## Job
Each entry in the listing below should be restated word for word.

* Begin Extracted records *

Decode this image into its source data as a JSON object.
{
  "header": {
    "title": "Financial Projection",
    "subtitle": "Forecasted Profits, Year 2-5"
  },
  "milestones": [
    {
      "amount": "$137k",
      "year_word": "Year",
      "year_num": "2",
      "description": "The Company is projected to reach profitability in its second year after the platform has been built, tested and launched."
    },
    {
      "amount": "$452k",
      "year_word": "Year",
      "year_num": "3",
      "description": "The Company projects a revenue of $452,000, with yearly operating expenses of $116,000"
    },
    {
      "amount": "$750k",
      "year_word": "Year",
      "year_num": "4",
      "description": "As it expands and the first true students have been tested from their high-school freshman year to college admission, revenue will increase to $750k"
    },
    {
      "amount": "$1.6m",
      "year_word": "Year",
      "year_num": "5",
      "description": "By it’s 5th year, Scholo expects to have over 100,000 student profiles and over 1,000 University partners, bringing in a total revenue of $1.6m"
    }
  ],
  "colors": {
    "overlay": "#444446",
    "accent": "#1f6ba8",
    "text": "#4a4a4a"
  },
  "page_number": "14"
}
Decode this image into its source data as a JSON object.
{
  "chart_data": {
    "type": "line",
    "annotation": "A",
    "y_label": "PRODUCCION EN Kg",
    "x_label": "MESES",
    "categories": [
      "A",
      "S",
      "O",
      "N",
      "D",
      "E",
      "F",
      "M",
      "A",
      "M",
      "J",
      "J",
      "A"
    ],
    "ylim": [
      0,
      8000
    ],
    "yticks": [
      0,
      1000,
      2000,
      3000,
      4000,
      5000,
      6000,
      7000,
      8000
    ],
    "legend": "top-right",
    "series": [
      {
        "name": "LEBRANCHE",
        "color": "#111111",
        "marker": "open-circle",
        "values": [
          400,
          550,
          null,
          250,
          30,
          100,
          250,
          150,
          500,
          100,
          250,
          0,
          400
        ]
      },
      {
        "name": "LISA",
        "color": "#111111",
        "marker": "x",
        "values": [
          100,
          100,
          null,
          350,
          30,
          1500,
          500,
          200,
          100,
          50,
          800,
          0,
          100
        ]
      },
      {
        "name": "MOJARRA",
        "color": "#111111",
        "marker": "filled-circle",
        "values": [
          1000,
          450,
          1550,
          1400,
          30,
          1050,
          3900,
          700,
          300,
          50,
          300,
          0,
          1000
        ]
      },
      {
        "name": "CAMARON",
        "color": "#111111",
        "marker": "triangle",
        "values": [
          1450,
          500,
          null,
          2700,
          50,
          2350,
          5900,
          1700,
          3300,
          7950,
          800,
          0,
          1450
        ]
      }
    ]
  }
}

* End Extracted records *

## Answer
Decode this image into its source data as a JSON object.
{
  "header": {
    "title": "Financial Projection",
    "subtitle": "Forecasted Profits, Year 2-5"
  },
  "milestones": [
    {
      "amount": "$137k",
      "year_word": "Year",
      "year_num": "2",
      "description": "The Company is projected to reach profitability in its second year after the platform has been built, tested and launched."
    },
    {
      "amount": "$452k",
      "year_word": "Year",
      "year_num": "3",
      "description": "The Company projects a revenue of $452,000, with yearly operating expenses of $116,000"
    },
    {
      "amount": "$750k",
      "year_word": "Year",
      "year_num": "4",
      "description": "As it expands and the first true students have been tested from their high-school freshman year to college admission, revenue will increase to $750k"
    },
    {
      "amount": "$1.6m",
      "year_word": "Year",
      "year_num": "5",
      "description": "By it’s 5th year, Scholo expects to have over 100,000 student profiles and over 1,000 University partners, bringing in a total revenue of $1.6m"
    }
  ],
  "colors": {
    "overlay": "#444446",
    "accent": "#1f6ba8",
    "text": "#4a4a4a"
  },
  "page_number": "14"
}
Decode this image into its source data as a JSON object.
{
  "chart_data": {
    "type": "line",
    "annotation": "A",
    "y_label": "PRODUCCION EN Kg",
    "x_label": "MESES",
    "categories": [
      "A",
      "S",
      "O",
      "N",
      "D",
      "E",
      "F",
      "M",
      "A",
      "M",
      "J",
      "J",
      "A"
    ],
    "ylim": [
      0,
      8000
    ],
    "yticks": [
      0,
      1000,
      2000,
      3000,
      4000,
      5000,
      6000,
      7000,
      8000
    ],
    "legend": "top-right",
    "series": [
      {
        "name": "LEBRANCHE",
        "color": "#111111",
        "marker": "open-circle",
        "values": [
          400,
          550,
          null,
          250,
          30,
          100,
          250,
          150,
          500,
          100,
          250,
          0,
          400
        ]
      },
      {
        "name": "LISA",
        "color": "#111111",
        "marker": "x",
        "values": [
          100,
          100,
          null,
          350,
          30,
          1500,
          500,
          200,
          100,
          50,
          800,
          0,
          100
        ]
      },
      {
        "name": "MOJARRA",
        "color": "#111111",
        "marker": "filled-circle",
        "values": [
          1000,
          450,
          1550,
          1400,
          30,
          1050,
          3900,
          700,
          300,
          50,
          300,
          0,
          1000
        ]
      },
      {
        "name": "CAMARON",
        "color": "#111111",
        "marker": "triangle",
        "values": [
          1450,
          500,
          null,
          2700,
          50,
          2350,
          5900,
          1700,
          3300,
          7950,
          800,
          0,
          1450
        ]
      }
    ]
  }
}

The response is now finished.